[START OF ENTRIES]

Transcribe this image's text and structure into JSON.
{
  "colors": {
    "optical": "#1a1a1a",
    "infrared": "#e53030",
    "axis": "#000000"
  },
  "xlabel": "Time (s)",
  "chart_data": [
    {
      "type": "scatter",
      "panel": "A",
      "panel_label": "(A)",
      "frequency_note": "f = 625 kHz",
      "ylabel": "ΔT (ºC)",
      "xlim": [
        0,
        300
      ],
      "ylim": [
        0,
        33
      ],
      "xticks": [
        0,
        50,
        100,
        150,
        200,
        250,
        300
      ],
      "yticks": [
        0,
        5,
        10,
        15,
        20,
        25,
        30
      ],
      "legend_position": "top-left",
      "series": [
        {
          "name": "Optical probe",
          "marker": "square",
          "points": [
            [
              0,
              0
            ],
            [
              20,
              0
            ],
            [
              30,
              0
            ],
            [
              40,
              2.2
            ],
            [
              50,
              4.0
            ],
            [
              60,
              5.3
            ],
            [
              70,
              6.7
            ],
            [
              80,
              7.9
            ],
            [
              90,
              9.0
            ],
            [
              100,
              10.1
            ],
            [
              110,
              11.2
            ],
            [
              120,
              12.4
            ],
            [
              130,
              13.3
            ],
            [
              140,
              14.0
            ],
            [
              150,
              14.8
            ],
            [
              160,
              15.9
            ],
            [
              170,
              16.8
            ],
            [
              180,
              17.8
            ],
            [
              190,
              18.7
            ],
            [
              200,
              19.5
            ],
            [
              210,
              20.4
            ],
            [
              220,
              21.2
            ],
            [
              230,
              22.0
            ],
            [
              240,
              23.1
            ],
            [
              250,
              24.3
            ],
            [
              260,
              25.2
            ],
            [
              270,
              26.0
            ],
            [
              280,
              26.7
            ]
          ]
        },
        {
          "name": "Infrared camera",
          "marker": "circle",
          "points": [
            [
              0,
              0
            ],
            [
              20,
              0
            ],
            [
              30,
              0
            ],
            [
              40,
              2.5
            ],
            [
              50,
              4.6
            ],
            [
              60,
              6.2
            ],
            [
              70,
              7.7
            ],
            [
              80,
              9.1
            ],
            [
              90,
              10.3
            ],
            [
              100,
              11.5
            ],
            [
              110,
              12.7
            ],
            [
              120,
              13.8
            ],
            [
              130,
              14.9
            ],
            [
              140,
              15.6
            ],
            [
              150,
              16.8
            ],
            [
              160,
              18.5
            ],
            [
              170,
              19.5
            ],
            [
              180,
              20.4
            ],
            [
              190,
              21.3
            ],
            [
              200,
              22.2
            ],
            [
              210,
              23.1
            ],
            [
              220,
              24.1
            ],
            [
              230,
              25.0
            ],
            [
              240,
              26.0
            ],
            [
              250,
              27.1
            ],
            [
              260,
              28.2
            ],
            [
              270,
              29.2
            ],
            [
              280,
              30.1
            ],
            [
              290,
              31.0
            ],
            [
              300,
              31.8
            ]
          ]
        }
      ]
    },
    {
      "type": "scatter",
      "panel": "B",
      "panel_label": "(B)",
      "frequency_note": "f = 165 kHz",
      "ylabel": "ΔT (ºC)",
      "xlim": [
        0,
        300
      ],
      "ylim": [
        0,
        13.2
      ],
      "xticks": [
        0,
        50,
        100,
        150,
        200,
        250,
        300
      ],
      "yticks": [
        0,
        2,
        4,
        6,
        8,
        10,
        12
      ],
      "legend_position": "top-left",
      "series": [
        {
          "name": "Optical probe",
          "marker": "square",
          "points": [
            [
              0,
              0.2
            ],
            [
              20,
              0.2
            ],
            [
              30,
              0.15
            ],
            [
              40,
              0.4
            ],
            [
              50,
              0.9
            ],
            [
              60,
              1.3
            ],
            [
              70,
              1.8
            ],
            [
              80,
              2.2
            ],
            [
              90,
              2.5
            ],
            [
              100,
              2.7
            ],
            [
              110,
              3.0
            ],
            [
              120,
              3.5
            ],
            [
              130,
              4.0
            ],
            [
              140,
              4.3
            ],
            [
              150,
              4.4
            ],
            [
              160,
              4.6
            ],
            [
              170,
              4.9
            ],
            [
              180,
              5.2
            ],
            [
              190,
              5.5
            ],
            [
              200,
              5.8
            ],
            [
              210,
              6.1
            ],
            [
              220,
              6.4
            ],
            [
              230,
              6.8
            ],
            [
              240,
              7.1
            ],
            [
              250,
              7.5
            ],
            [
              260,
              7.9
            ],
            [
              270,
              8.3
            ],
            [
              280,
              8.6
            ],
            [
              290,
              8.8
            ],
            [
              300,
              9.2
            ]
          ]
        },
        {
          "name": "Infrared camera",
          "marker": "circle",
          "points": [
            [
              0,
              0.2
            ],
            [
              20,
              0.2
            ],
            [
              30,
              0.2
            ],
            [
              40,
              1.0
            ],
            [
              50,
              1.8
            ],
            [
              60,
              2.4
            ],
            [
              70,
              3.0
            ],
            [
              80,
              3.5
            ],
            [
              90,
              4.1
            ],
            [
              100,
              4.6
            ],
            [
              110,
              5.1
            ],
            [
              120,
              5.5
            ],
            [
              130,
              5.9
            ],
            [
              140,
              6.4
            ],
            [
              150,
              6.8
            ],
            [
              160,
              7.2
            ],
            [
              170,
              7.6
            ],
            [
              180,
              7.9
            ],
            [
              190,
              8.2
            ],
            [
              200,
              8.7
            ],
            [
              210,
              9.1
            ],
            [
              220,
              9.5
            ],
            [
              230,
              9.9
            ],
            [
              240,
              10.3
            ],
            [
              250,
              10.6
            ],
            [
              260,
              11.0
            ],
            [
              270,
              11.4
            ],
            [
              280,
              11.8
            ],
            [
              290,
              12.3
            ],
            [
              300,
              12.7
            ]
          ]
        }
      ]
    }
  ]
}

[END OF ENTRIES]

▸ **THE PROBLEM**
Exactly as written, please output every entry.

▸ **RESULT BELOW**
Transcribe this image's text and structure into JSON.
{
  "colors": {
    "optical": "#1a1a1a",
    "infrared": "#e53030",
    "axis": "#000000"
  },
  "xlabel": "Time (s)",
  "chart_data": [
    {
      "type": "scatter",
      "panel": "A",
      "panel_label": "(A)",
      "frequency_note": "f = 625 kHz",
      "ylabel": "ΔT (ºC)",
      "xlim": [
        0,
        300
      ],
      "ylim": [
        0,
        33
      ],
      "xticks": [
        0,
        50,
        100,
        150,
        200,
        250,
        300
      ],
      "yticks": [
        0,
        5,
        10,
        15,
        20,
        25,
        30
      ],
      "legend_position": "top-left",
      "series": [
        {
          "name": "Optical probe",
          "marker": "square",
          "points": [
            [
              0,
              0
            ],
            [
              20,
              0
            ],
            [
              30,
              0
            ],
            [
              40,
              2.2
            ],
            [
              50,
              4.0
            ],
            [
              60,
              5.3
            ],
            [
              70,
              6.7
            ],
            [
              80,
              7.9
            ],
            [
              90,
              9.0
            ],
            [
              100,
              10.1
            ],
            [
              110,
              11.2
            ],
            [
              120,
              12.4
            ],
            [
              130,
              13.3
            ],
            [
              140,
              14.0
            ],
            [
              150,
              14.8
            ],
            [
              160,
              15.9
            ],
            [
              170,
              16.8
            ],
            [
              180,
              17.8
            ],
            [
              190,
              18.7
            ],
            [
              200,
              19.5
            ],
            [
              210,
              20.4
            ],
            [
              220,
              21.2
            ],
            [
              230,
              22.0
            ],
            [
              240,
              23.1
            ],
            [
              250,
              24.3
            ],
            [
              260,
              25.2
            ],
            [
              270,
              26.0
            ],
            [
              280,
              26.7
            ]
          ]
        },
        {
          "name": "Infrared camera",
          "marker": "circle",
          "points": [
            [
              0,
              0
            ],
            [
              20,
              0
            ],
            [
              30,
              0
            ],
            [
              40,
              2.5
            ],
            [
              50,
              4.6
            ],
            [
              60,
              6.2
            ],
            [
              70,
              7.7
            ],
            [
              80,
              9.1
            ],
            [
              90,
              10.3
            ],
            [
              100,
              11.5
            ],
            [
              110,
              12.7
            ],
            [
              120,
              13.8
            ],
            [
              130,
              14.9
            ],
            [
              140,
              15.6
            ],
            [
              150,
              16.8
            ],
            [
              160,
              18.5
            ],
            [
              170,
              19.5
            ],
            [
              180,
              20.4
            ],
            [
              190,
              21.3
            ],
            [
              200,
              22.2
            ],
            [
              210,
              23.1
            ],
            [
              220,
              24.1
            ],
            [
              230,
              25.0
            ],
            [
              240,
              26.0
            ],
            [
              250,
              27.1
            ],
            [
              260,
              28.2
            ],
            [
              270,
              29.2
            ],
            [
              280,
              30.1
            ],
            [
              290,
              31.0
            ],
            [
              300,
              31.8
            ]
          ]
        }
      ]
    },
    {
      "type": "scatter",
      "panel": "B",
      "panel_label": "(B)",
      "frequency_note": "f = 165 kHz",
      "ylabel": "ΔT (ºC)",
      "xlim": [
        0,
        300
      ],
      "ylim": [
        0,
        13.2
      ],
      "xticks": [
        0,
        50,
        100,
        150,
        200,
        250,
        300
      ],
      "yticks": [
        0,
        2,
        4,
        6,
        8,
        10,
        12
      ],
      "legend_position": "top-left",
      "series": [
        {
          "name": "Optical probe",
          "marker": "square",
          "points": [
            [
              0,
              0.2
            ],
            [
              20,
              0.2
            ],
            [
              30,
              0.15
            ],
            [
              40,
              0.4
            ],
            [
              50,
              0.9
            ],
            [
              60,
              1.3
            ],
            [
              70,
              1.8
            ],
            [
              80,
              2.2
            ],
            [
              90,
              2.5
            ],
            [
              100,
              2.7
            ],
            [
              110,
              3.0
            ],
            [
              120,
              3.5
            ],
            [
              130,
              4.0
            ],
            [
              140,
              4.3
            ],
            [
              150,
              4.4
            ],
            [
              160,
              4.6
            ],
            [
              170,
              4.9
            ],
            [
              180,
              5.2
            ],
            [
              190,
              5.5
            ],
            [
              200,
              5.8
            ],
            [
              210,
              6.1
            ],
            [
              220,
              6.4
            ],
            [
              230,
              6.8
            ],
            [
              240,
              7.1
            ],
            [
              250,
              7.5
            ],
            [
              260,
              7.9
            ],
            [
              270,
              8.3
            ],
            [
              280,
              8.6
            ],
            [
              290,
              8.8
            ],
            [
              300,
              9.2
            ]
          ]
        },
        {
          "name": "Infrared camera",
          "marker": "circle",
          "points": [
            [
              0,
              0.2
            ],
            [
              20,
              0.2
            ],
            [
              30,
              0.2
            ],
            [
              40,
              1.0
            ],
            [
              50,
              1.8
            ],
            [
              60,
              2.4
            ],
            [
              70,
              3.0
            ],
            [
              80,
              3.5
            ],
            [
              90,
              4.1
            ],
            [
              100,
              4.6
            ],
            [
              110,
              5.1
            ],
            [
              120,
              5.5
            ],
            [
              130,
              5.9
            ],
            [
              140,
              6.4
            ],
            [
              150,
              6.8
            ],
            [
              160,
              7.2
            ],
            [
              170,
              7.6
            ],
            [
              180,
              7.9
            ],
            [
              190,
              8.2
            ],
            [
              200,
              8.7
            ],
            [
              210,
              9.1
            ],
            [
              220,
              9.5
            ],
            [
              230,
              9.9
            ],
            [
              240,
              10.3
            ],
            [
              250,
              10.6
            ],
            [
              260,
              11.0
            ],
            [
              270,
              11.4
            ],
            [
              280,
              11.8
            ],
            [
              290,
              12.3
            ],
            [
              300,
              12.7
            ]
          ]
        }
      ]
    }
  ]
}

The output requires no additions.